Stated goal:
Reproduce all lines of the listing below in which the word "text" occurs.

<<<<

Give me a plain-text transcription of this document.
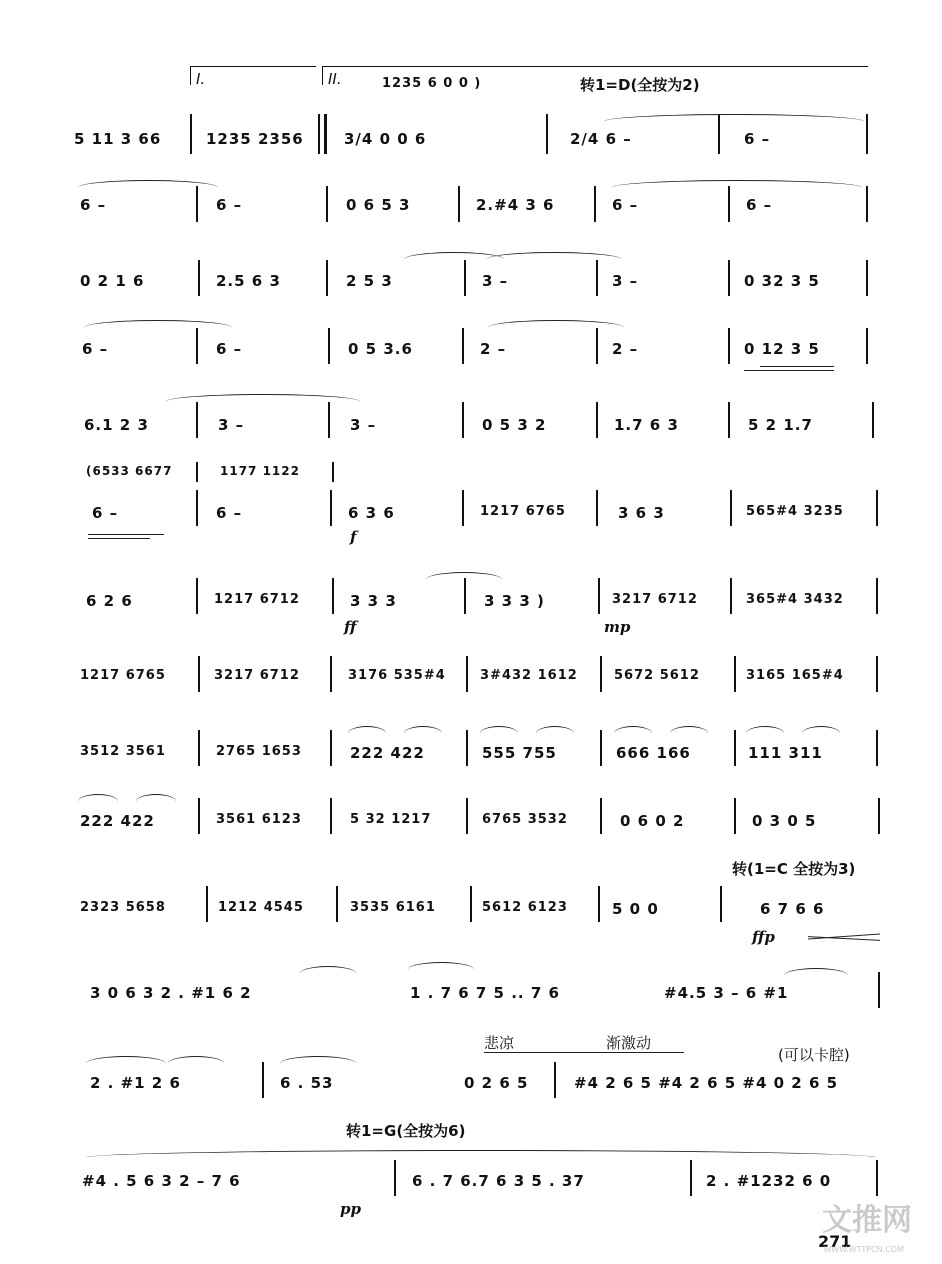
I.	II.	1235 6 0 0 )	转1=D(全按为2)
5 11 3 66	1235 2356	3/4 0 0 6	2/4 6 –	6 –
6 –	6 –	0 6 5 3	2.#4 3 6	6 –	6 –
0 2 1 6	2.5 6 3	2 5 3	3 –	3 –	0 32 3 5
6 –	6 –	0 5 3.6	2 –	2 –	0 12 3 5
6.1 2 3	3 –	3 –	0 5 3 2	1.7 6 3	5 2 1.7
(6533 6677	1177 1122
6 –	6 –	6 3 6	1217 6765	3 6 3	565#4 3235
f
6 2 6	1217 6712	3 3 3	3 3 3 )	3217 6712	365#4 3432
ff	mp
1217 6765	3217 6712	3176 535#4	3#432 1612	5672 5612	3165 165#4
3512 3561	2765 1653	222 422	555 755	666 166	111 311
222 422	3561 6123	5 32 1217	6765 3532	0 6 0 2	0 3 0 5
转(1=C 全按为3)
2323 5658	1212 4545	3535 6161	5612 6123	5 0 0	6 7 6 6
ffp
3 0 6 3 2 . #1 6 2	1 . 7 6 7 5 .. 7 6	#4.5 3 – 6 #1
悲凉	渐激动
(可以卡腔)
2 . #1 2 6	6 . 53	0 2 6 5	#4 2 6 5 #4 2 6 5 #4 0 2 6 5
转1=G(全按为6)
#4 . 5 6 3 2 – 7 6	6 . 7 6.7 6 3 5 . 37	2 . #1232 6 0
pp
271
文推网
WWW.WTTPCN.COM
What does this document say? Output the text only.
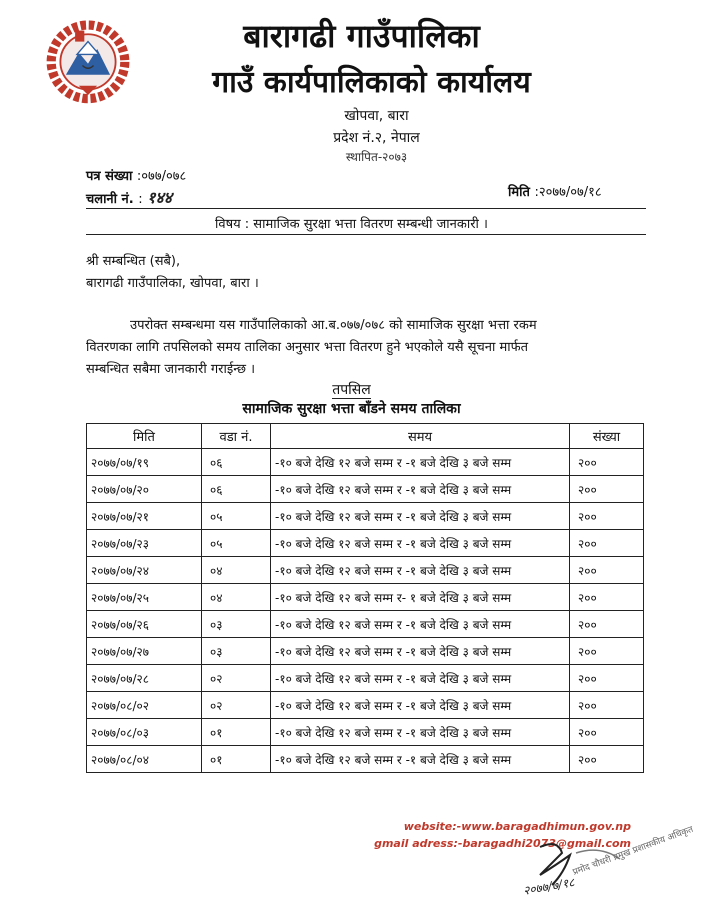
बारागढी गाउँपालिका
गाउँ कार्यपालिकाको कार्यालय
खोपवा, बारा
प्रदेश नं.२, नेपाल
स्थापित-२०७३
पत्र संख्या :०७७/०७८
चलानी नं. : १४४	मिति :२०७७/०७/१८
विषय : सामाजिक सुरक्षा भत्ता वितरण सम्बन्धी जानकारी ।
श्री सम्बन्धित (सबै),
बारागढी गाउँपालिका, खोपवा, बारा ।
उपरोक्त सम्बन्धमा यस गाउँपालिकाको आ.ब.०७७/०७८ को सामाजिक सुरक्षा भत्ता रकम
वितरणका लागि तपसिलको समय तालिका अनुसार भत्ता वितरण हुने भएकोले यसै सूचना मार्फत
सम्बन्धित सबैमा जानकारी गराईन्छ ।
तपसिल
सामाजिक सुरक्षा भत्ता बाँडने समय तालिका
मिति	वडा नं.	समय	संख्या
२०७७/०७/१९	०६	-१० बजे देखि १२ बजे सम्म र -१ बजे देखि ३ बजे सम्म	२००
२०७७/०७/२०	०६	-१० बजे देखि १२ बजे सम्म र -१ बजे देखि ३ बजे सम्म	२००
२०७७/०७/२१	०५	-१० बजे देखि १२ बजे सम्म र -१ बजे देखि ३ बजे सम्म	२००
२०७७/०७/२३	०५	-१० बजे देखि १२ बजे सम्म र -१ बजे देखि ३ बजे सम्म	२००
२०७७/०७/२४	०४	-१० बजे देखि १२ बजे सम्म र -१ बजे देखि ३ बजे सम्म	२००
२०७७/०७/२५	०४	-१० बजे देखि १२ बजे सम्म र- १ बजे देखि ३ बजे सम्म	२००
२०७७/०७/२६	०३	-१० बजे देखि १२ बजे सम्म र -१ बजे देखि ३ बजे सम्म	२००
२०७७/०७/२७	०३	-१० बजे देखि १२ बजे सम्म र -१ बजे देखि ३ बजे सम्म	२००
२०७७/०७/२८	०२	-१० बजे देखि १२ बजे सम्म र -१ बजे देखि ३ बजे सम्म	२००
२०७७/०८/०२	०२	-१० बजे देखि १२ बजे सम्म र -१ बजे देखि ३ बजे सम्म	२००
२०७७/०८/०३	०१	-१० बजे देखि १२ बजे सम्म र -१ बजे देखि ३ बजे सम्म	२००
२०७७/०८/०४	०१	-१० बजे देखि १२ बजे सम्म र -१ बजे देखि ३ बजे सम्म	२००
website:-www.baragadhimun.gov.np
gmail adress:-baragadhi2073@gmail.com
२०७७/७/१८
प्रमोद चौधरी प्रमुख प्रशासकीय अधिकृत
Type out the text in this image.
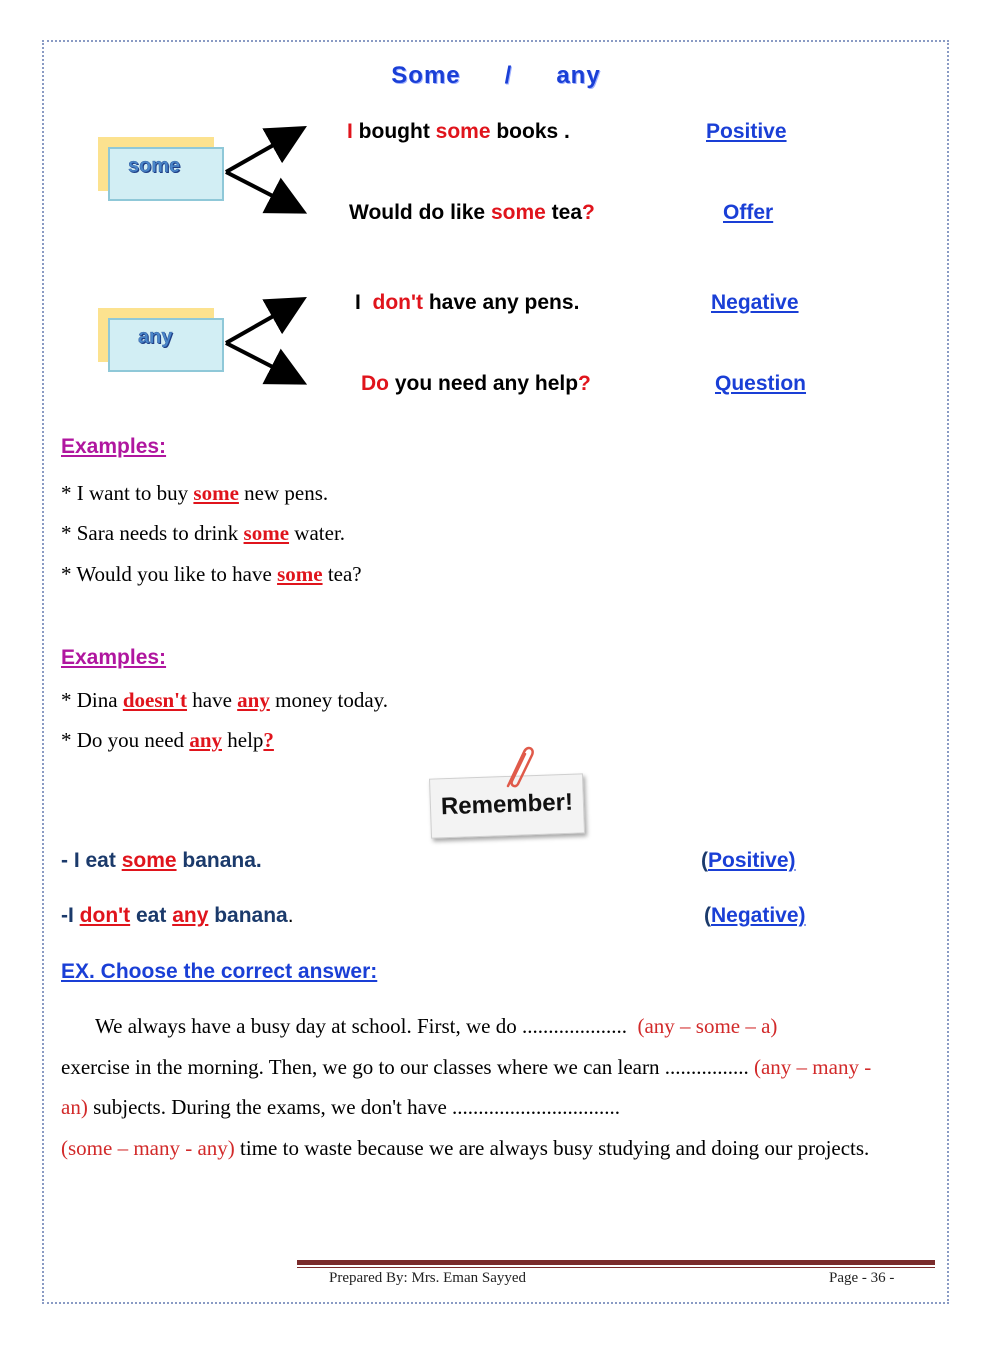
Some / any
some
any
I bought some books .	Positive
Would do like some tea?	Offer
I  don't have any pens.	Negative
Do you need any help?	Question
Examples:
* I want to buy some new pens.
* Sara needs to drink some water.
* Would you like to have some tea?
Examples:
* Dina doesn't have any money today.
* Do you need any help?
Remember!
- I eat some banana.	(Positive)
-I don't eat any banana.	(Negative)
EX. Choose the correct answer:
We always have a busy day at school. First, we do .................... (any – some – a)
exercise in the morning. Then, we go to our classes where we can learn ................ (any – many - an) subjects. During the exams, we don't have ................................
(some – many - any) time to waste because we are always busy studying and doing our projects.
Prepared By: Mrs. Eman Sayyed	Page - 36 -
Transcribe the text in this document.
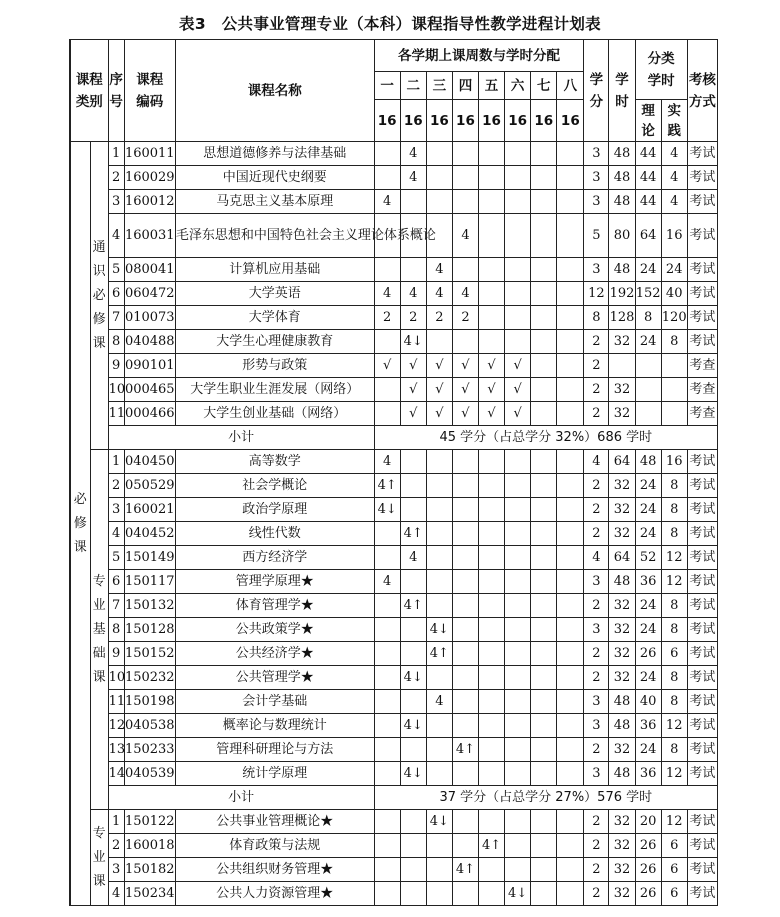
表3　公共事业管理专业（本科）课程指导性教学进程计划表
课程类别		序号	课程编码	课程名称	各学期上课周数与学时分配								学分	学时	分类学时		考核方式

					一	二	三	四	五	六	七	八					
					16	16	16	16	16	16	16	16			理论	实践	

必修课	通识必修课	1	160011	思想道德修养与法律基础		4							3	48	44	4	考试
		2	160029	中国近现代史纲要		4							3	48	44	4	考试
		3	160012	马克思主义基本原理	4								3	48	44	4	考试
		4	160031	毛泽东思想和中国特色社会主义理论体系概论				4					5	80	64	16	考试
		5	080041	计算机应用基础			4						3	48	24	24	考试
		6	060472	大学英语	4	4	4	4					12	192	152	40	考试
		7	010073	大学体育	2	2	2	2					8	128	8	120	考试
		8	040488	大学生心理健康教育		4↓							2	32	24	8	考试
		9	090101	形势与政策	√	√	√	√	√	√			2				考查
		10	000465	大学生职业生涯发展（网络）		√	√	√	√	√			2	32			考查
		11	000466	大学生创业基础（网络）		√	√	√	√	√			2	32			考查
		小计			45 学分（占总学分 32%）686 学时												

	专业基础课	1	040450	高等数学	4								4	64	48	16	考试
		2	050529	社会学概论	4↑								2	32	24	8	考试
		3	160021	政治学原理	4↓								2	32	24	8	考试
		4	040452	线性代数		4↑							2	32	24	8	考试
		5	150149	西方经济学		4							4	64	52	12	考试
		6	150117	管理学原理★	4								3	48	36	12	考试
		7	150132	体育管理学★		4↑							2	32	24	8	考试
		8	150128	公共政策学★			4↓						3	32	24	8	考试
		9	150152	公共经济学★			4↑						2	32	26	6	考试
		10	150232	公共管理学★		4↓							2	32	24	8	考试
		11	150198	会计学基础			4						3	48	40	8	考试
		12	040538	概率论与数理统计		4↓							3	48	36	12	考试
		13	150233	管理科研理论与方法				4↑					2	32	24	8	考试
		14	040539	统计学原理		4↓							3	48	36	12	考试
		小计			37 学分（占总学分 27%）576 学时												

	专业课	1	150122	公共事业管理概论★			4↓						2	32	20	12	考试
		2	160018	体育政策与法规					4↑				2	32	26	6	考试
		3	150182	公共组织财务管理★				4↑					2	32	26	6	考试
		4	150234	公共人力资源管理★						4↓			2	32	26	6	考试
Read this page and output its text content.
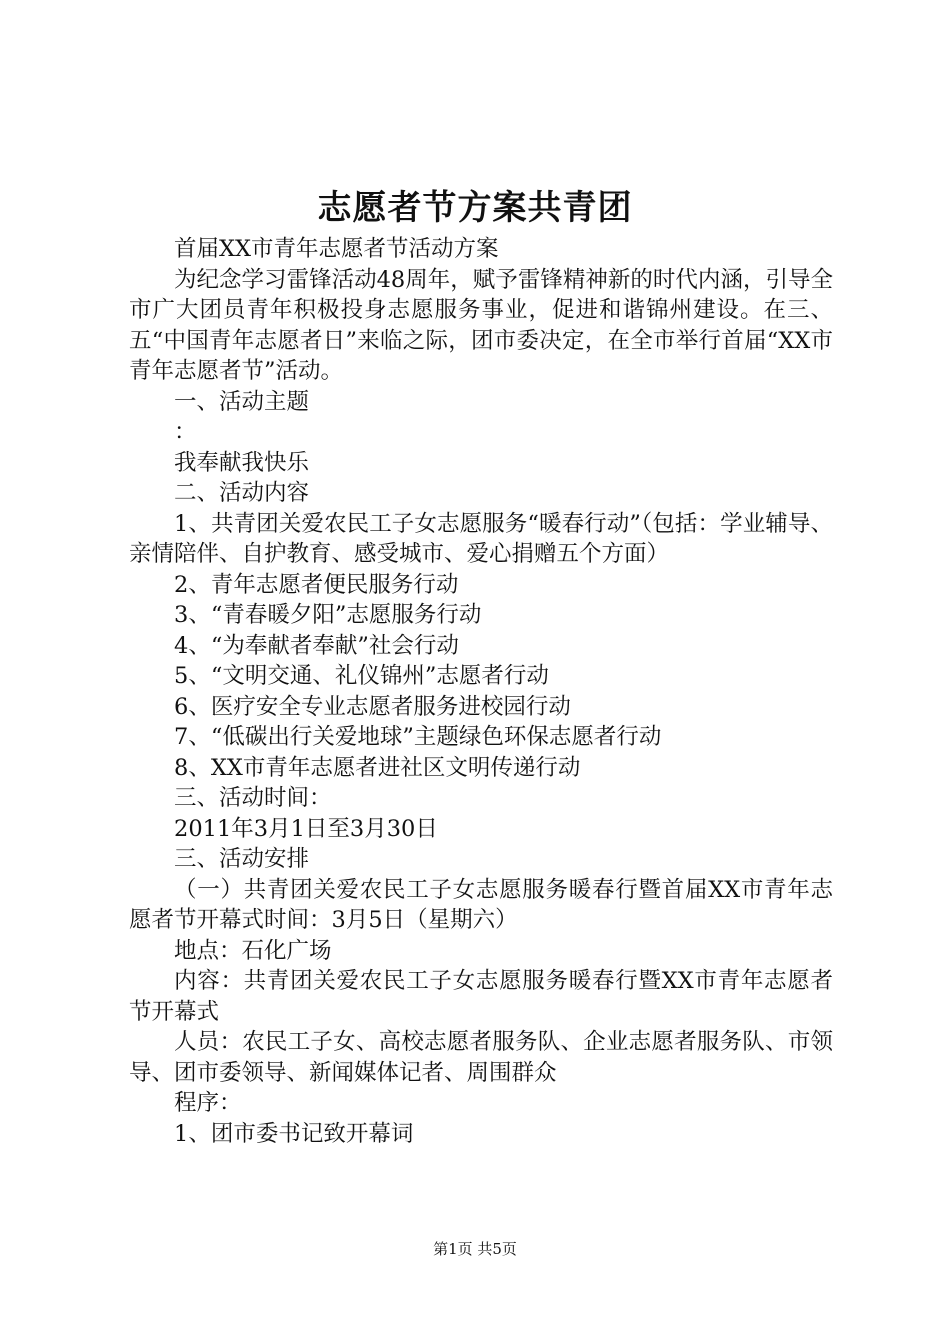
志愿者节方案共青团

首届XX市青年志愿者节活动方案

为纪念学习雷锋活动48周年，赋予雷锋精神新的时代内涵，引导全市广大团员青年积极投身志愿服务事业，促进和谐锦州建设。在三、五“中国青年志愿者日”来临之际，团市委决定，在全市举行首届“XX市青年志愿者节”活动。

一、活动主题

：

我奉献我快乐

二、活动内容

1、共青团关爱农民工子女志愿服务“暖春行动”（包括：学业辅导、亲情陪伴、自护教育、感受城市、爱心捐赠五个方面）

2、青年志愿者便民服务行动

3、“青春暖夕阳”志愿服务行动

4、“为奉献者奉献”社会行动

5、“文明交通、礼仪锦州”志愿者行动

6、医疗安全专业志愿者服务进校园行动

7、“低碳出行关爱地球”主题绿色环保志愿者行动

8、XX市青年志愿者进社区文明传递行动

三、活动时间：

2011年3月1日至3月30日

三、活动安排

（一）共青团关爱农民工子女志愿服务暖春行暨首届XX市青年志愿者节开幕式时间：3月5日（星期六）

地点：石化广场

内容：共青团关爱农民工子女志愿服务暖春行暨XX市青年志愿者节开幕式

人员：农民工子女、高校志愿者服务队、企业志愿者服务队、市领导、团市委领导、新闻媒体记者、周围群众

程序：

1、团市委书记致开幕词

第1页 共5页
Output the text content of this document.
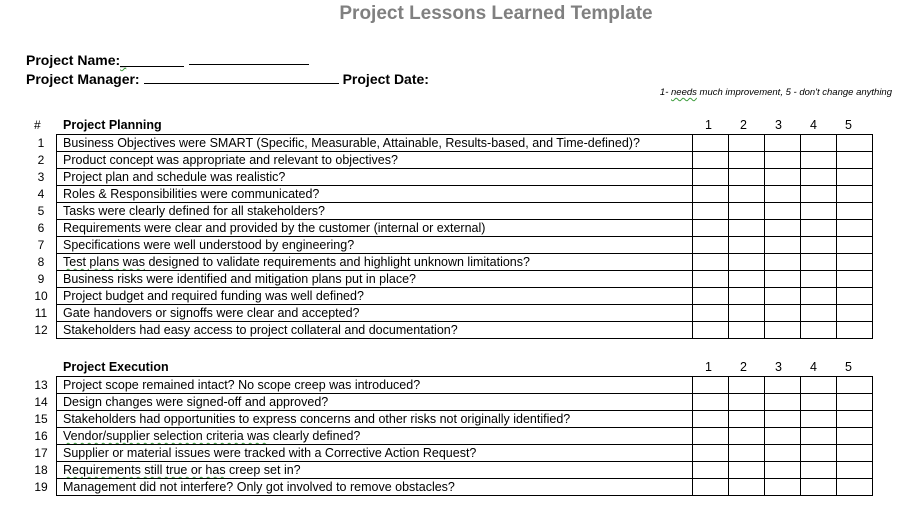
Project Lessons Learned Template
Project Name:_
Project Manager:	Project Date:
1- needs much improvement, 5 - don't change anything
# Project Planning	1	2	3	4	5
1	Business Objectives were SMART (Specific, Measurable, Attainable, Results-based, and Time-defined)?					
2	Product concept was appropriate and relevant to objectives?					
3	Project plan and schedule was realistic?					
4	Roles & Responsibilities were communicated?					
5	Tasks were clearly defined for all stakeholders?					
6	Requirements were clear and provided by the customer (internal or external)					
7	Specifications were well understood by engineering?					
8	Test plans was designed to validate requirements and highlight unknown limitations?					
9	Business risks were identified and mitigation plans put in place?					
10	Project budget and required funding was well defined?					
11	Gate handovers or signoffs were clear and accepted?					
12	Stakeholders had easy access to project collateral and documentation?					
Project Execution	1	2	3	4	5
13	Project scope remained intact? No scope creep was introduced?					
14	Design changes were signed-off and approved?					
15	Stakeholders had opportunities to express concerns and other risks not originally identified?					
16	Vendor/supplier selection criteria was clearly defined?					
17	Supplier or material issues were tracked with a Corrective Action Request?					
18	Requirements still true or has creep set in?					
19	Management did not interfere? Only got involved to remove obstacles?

>>>>

Output below:
Give me a plain-text transcription of this document.
What does this document say? Output the text only.
Type out the text in this image.
Transcribe the text in this document.
Read this page and output its text content.
Output the text content of this document.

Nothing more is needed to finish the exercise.